WHAT THIS TASK INVOLVES
Copy the listing verbatim, excluding any images found in it.

INPUT ROWS
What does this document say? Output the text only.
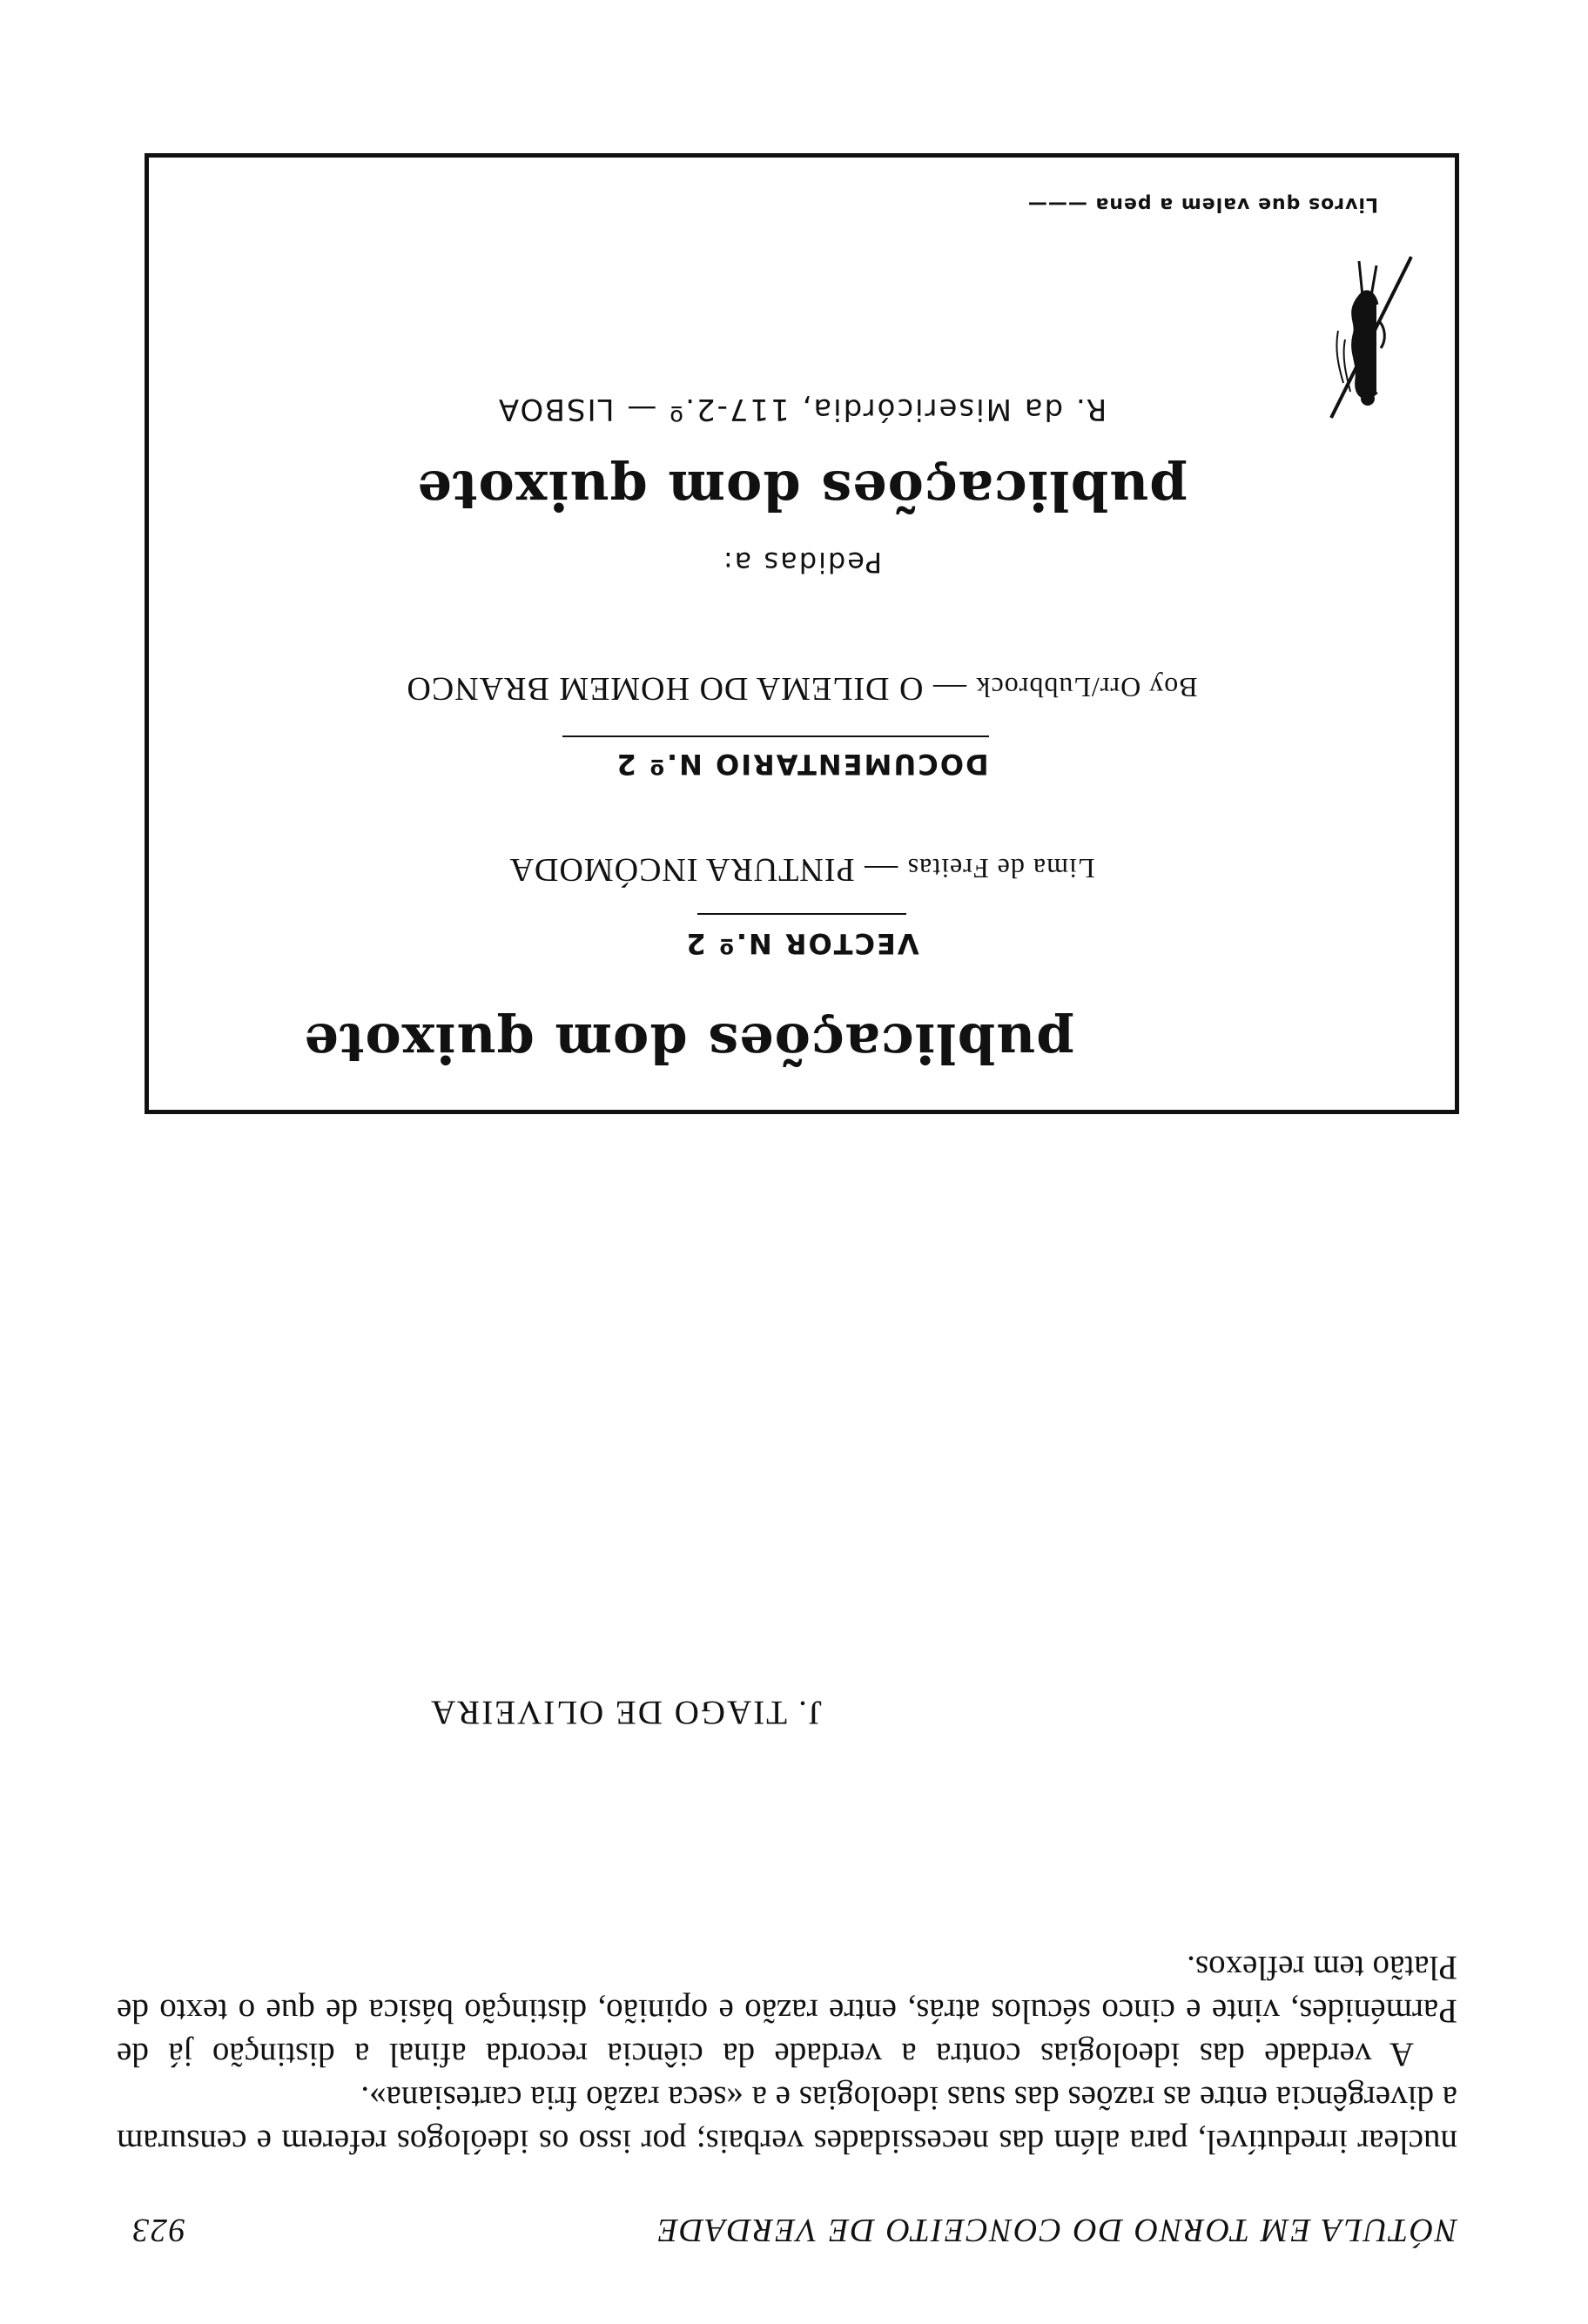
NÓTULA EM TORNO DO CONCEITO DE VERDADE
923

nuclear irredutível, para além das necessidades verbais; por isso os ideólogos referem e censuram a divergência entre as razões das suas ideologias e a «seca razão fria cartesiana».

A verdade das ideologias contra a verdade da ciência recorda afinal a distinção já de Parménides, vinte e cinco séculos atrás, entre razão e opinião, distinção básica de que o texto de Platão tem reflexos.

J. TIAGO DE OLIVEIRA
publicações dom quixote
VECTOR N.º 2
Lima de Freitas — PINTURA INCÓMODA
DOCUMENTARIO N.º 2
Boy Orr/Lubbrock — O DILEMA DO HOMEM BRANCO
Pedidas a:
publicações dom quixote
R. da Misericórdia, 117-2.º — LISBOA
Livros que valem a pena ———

REPLY TO THE EXERCISE
What does this document say? Output the text only.
NÓTULA EM TORNO DO CONCEITO DE VERDADE
923

nuclear irredutível, para além das necessidades verbais; por isso os ideólogos referem e censuram a divergência entre as razões das suas ideologias e a «seca razão fria cartesiana».

A verdade das ideologias contra a verdade da ciência recorda afinal a distinção já de Parménides, vinte e cinco séculos atrás, entre razão e opinião, distinção básica de que o texto de Platão tem reflexos.

J. TIAGO DE OLIVEIRA
publicações dom quixote
VECTOR N.º 2
Lima de Freitas — PINTURA INCÓMODA
DOCUMENTARIO N.º 2
Boy Orr/Lubbrock — O DILEMA DO HOMEM BRANCO
Pedidas a:
publicações dom quixote
R. da Misericórdia, 117-2.º — LISBOA
Livros que valem a pena ———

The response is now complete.